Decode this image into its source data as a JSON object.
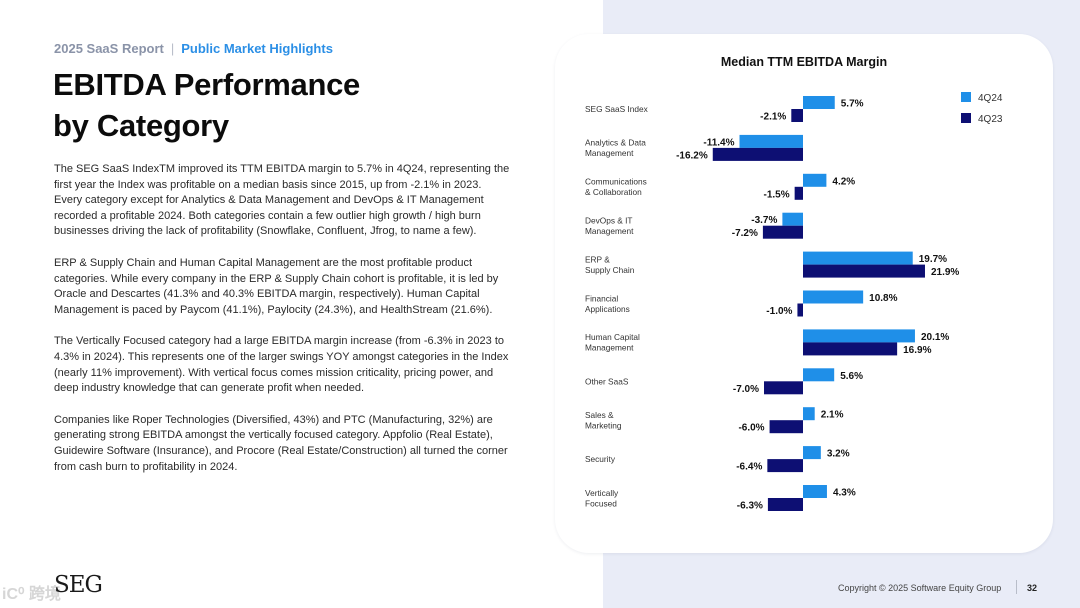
{
  "header": {
    "eyebrow_left": "2025 SaaS Report",
    "eyebrow_sep": "|",
    "eyebrow_right": "Public Market Highlights",
    "title_line1": "EBITDA Performance",
    "title_line2": "by Category"
  },
  "body": {
    "paragraphs": [
      "The SEG SaaS IndexTM improved its TTM EBITDA margin to 5.7% in 4Q24, representing the first year the Index was profitable on a median basis since 2015, up from -2.1% in 2023. Every category except for Analytics & Data Management and DevOps & IT Management recorded a profitable 2024. Both categories contain a few outlier high growth / high burn businesses driving the lack of profitability (Snowflake, Confluent, Jfrog, to name a few).",
      "ERP & Supply Chain and Human Capital Management are the most profitable product categories. While every company in the ERP & Supply Chain cohort is profitable, it is led by Oracle and Descartes (41.3% and 40.3% EBITDA margin, respectively). Human Capital Management is paced by Paycom (41.1%), Paylocity (24.3%), and HealthStream (21.6%).",
      "The Vertically Focused category had a large EBITDA margin increase (from -6.3% in 2023 to 4.3% in 2024). This represents one of the larger swings YOY amongst categories in the Index (nearly 11% improvement). With vertical focus comes mission criticality, pricing power, and deep industry knowledge that can generate profit when needed.",
      "Companies like Roper Technologies (Diversified, 43%) and PTC (Manufacturing, 32%) are generating strong EBITDA amongst the vertically focused category. Appfolio (Real Estate), Guidewire Software (Insurance), and Procore (Real Estate/Construction) all turned the corner from cash burn to profitability in 2024."
    ]
  },
  "chart_data": {
    "type": "bar",
    "orientation": "horizontal",
    "title": "Median TTM EBITDA Margin",
    "categories": [
      [
        "SEG SaaS Index"
      ],
      [
        "Analytics & Data",
        "Management"
      ],
      [
        "Communications",
        "& Collaboration"
      ],
      [
        "DevOps & IT",
        "Management"
      ],
      [
        "ERP &",
        "Supply Chain"
      ],
      [
        "Financial",
        "Applications"
      ],
      [
        "Human Capital",
        "Management"
      ],
      [
        "Other SaaS"
      ],
      [
        "Sales &",
        "Marketing"
      ],
      [
        "Security"
      ],
      [
        "Vertically",
        "Focused"
      ]
    ],
    "series": [
      {
        "name": "4Q24",
        "color": "#1f8fe8",
        "values": [
          5.7,
          -11.4,
          4.2,
          -3.7,
          19.7,
          10.8,
          20.1,
          5.6,
          2.1,
          3.2,
          4.3
        ],
        "labels": [
          "5.7%",
          "-11.4%",
          "4.2%",
          "-3.7%",
          "19.7%",
          "10.8%",
          "20.1%",
          "5.6%",
          "2.1%",
          "3.2%",
          "4.3%"
        ]
      },
      {
        "name": "4Q23",
        "color": "#0d0f73",
        "values": [
          -2.1,
          -16.2,
          -1.5,
          -7.2,
          21.9,
          -1.0,
          16.9,
          -7.0,
          -6.0,
          -6.4,
          -6.3
        ],
        "labels": [
          "-2.1%",
          "-16.2%",
          "-1.5%",
          "-7.2%",
          "21.9%",
          "-1.0%",
          "16.9%",
          "-7.0%",
          "-6.0%",
          "-6.4%",
          "-6.3%"
        ]
      }
    ],
    "legend_position": "top-right",
    "grid": false
  },
  "footer": {
    "copyright": "Copyright © 2025 Software Equity Group",
    "page": "32",
    "logo": "SEG",
    "watermark": "iC⁰ 跨境"
  }
}
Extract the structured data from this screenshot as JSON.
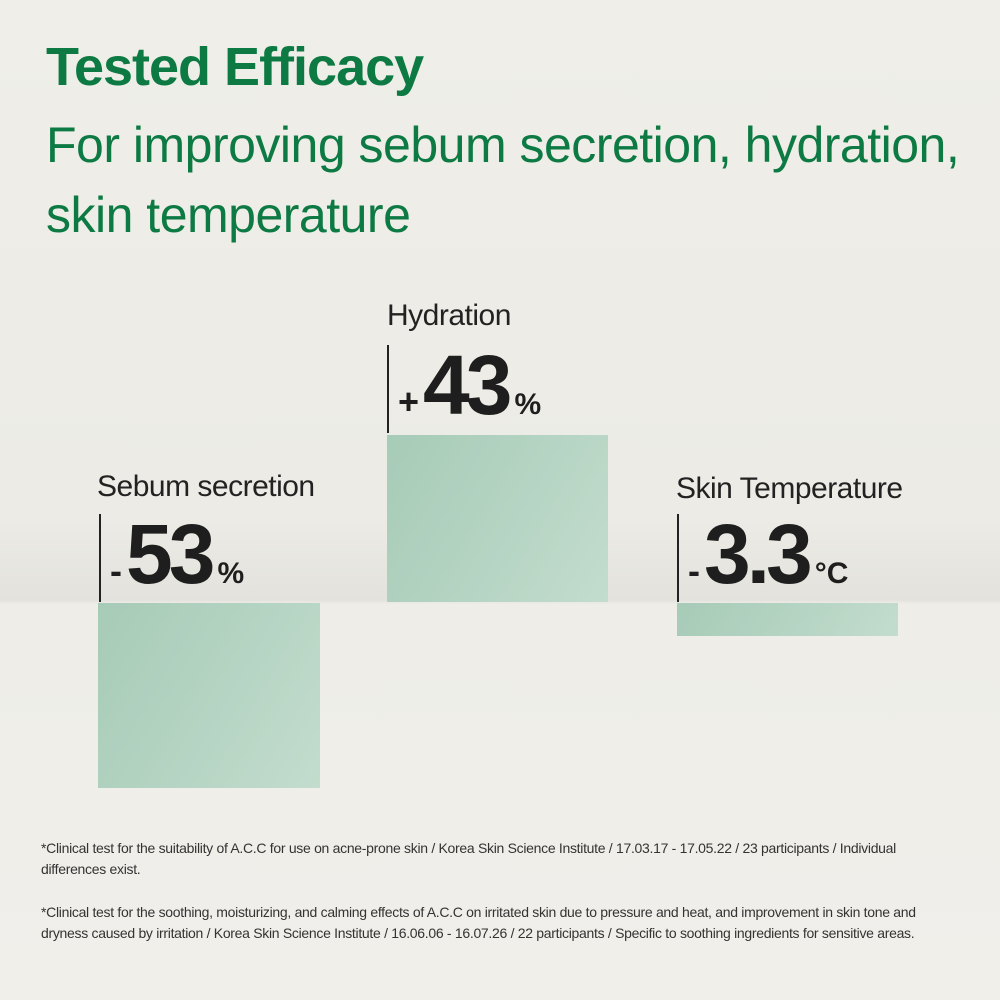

━━━━

**Aim of the exercise:** Quote every entry exactly, with the pictures omitted.

**Response:**
Decode this image into its source data as a JSON object.
{
  "header": {
    "eyebrow_left": "2025 SaaS Report",
    "eyebrow_sep": "|",
    "eyebrow_right": "Public Market Highlights",
    "title_line1": "EBITDA Performance",
    "title_line2": "by Category"
  },
  "body": {
    "paragraphs": [
      "The SEG SaaS IndexTM improved its TTM EBITDA margin to 5.7% in 4Q24, representing the first year the Index was profitable on a median basis since 2015, up from -2.1% in 2023. Every category except for Analytics & Data Management and DevOps & IT Management recorded a profitable 2024. Both categories contain a few outlier high growth / high burn businesses driving the lack of profitability (Snowflake, Confluent, Jfrog, to name a few).",
      "ERP & Supply Chain and Human Capital Management are the most profitable product categories. While every company in the ERP & Supply Chain cohort is profitable, it is led by Oracle and Descartes (41.3% and 40.3% EBITDA margin, respectively). Human Capital Management is paced by Paycom (41.1%), Paylocity (24.3%), and HealthStream (21.6%).",
      "The Vertically Focused category had a large EBITDA margin increase (from -6.3% in 2023 to 4.3% in 2024). This represents one of the larger swings YOY amongst categories in the Index (nearly 11% improvement). With vertical focus comes mission criticality, pricing power, and deep industry knowledge that can generate profit when needed.",
      "Companies like Roper Technologies (Diversified, 43%) and PTC (Manufacturing, 32%) are generating strong EBITDA amongst the vertically focused category. Appfolio (Real Estate), Guidewire Software (Insurance), and Procore (Real Estate/Construction) all turned the corner from cash burn to profitability in 2024."
    ]
  },
  "chart_data": {
    "type": "bar",
    "orientation": "horizontal",
    "title": "Median TTM EBITDA Margin",
    "categories": [
      [
        "SEG SaaS Index"
      ],
      [
        "Analytics & Data",
        "Management"
      ],
      [
        "Communications",
        "& Collaboration"
      ],
      [
        "DevOps & IT",
        "Management"
      ],
      [
        "ERP &",
        "Supply Chain"
      ],
      [
        "Financial",
        "Applications"
      ],
      [
        "Human Capital",
        "Management"
      ],
      [
        "Other SaaS"
      ],
      [
        "Sales &",
        "Marketing"
      ],
      [
        "Security"
      ],
      [
        "Vertically",
        "Focused"
      ]
    ],
    "series": [
      {
        "name": "4Q24",
        "color": "#1f8fe8",
        "values": [
          5.7,
          -11.4,
          4.2,
          -3.7,
          19.7,
          10.8,
          20.1,
          5.6,
          2.1,
          3.2,
          4.3
        ],
        "labels": [
          "5.7%",
          "-11.4%",
          "4.2%",
          "-3.7%",
          "19.7%",
          "10.8%",
          "20.1%",
          "5.6%",
          "2.1%",
          "3.2%",
          "4.3%"
        ]
      },
      {
        "name": "4Q23",
        "color": "#0d0f73",
        "values": [
          -2.1,
          -16.2,
          -1.5,
          -7.2,
          21.9,
          -1.0,
          16.9,
          -7.0,
          -6.0,
          -6.4,
          -6.3
        ],
        "labels": [
          "-2.1%",
          "-16.2%",
          "-1.5%",
          "-7.2%",
          "21.9%",
          "-1.0%",
          "16.9%",
          "-7.0%",
          "-6.0%",
          "-6.4%",
          "-6.3%"
        ]
      }
    ],
    "legend_position": "top-right",
    "grid": false
  },
  "footer": {
    "copyright": "Copyright © 2025 Software Equity Group",
    "page": "32",
    "logo": "SEG",
    "watermark": "iC⁰ 跨境"
  }
}
Extract the structured data from this screenshot as JSON.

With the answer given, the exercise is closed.